### Problem requirements
Filter the data below for the string "BaCl" and copy each matching line.

### Given information

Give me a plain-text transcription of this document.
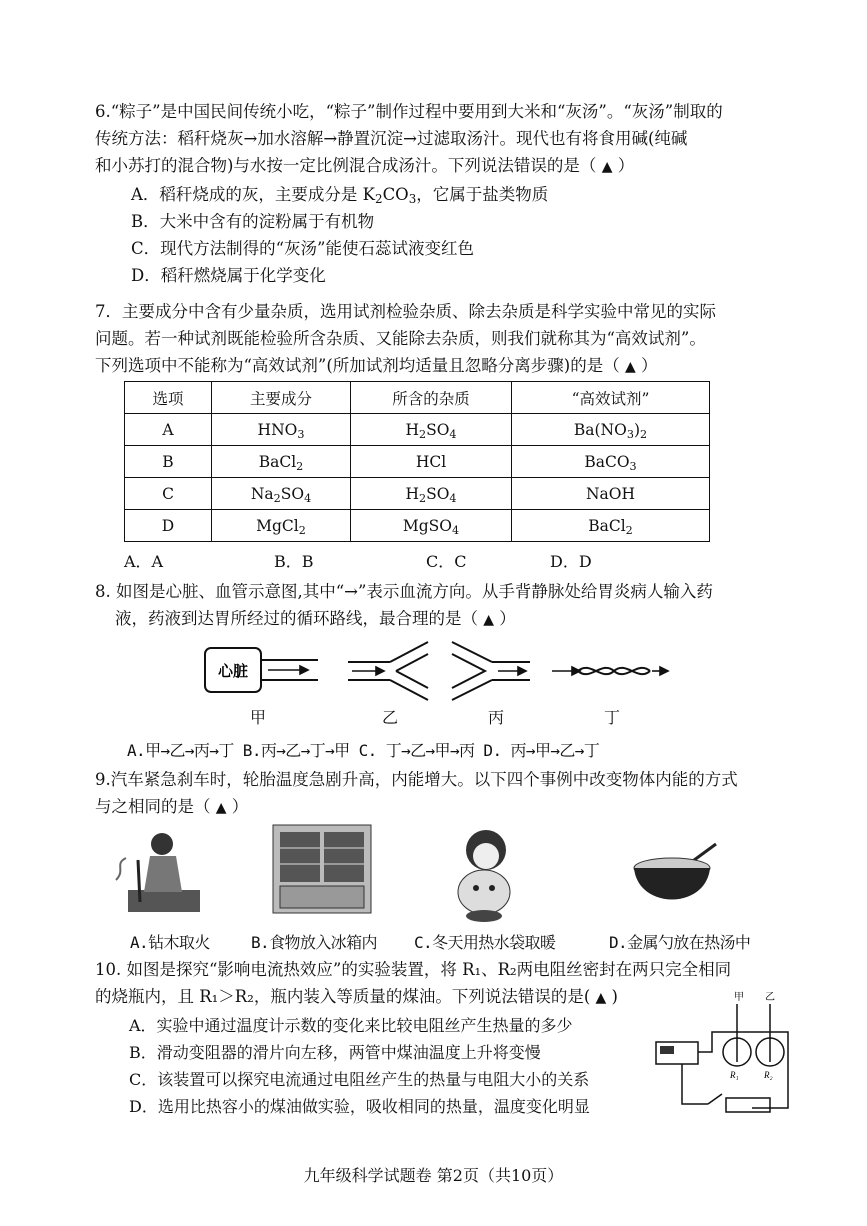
6.“粽子”是中国民间传统小吃，“粽子”制作过程中要用到大米和“灰汤”。“灰汤”制取的

传统方法：稻秆烧灰→加水溶解→静置沉淀→过滤取汤汁。现代也有将食用碱(纯碱

和小苏打的混合物)与水按一定比例混合成汤汁。下列说法错误的是（ ▲ ）

A．稻秆烧成的灰，主要成分是 $K_2CO_3$，它属于盐类物质

B．大米中含有的淀粉属于有机物

C．现代方法制得的“灰汤”能使石蕊试液变红色

D．稻秆燃烧属于化学变化

7．主要成分中含有少量杂质，选用试剂检验杂质、除去杂质是科学实验中常见的实际

问题。若一种试剂既能检验所含杂质、又能除去杂质，则我们就称其为“高效试剂”。

下列选项中不能称为“高效试剂”(所加试剂均适量且忽略分离步骤)的是（ ▲ ）

选项	主要成分	所含的杂质	“高效试剂”
A	$HNO_3$	$H_2SO_4$	$Ba(NO_3)_2$
B	BaCl$_2$	HCl	BaCO$_3$
C	$Na_2SO_4$	$H_2SO_4$	NaOH
D	MgCl$_2$	MgSO$_4$	BaCl$_2$
A．A	B．B	C．C	D．D

8. 如图是心脏、血管示意图,其中“→”表示血流方向。从手背静脉处给胃炎病人输入药

液，药液到达胃所经过的循环路线，最合理的是（ ▲ ）

心脏
甲	乙	丙	丁
A.甲→乙→丙→丁 B.丙→乙→丁→甲 C. 丁→乙→甲→丙 D. 丙→甲→乙→丁

9.汽车紧急刹车时，轮胎温度急剧升高，内能增大。以下四个事例中改变物体内能的方式

与之相同的是（ ▲ ）

A.钻木取火	B.食物放入冰箱内 C.冬天用热水袋取暖	D.金属勺放在热汤中

10. 如图是探究“影响电流热效应”的实验装置，将 R₁、R₂两电阻丝密封在两只完全相同

的烧瓶内，且 R₁＞R₂，瓶内装入等质量的煤油。下列说法错误的是( ▲ )

A．实验中通过温度计示数的变化来比较电阻丝产生热量的多少

B．滑动变阻器的滑片向左移，两管中煤油温度上升将变慢

C．该装置可以探究电流通过电阻丝产生的热量与电阻大小的关系

D．选用比热容小的煤油做实验，吸收相同的热量，温度变化明显

甲 乙
R₁	R₂
九年级科学试题卷 第2页（共10页）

### Response to this exercise
B	BaCl$_2$	HCl	BaCO$_3$
D	MgCl$_2$	MgSO$_4$	BaCl$_2$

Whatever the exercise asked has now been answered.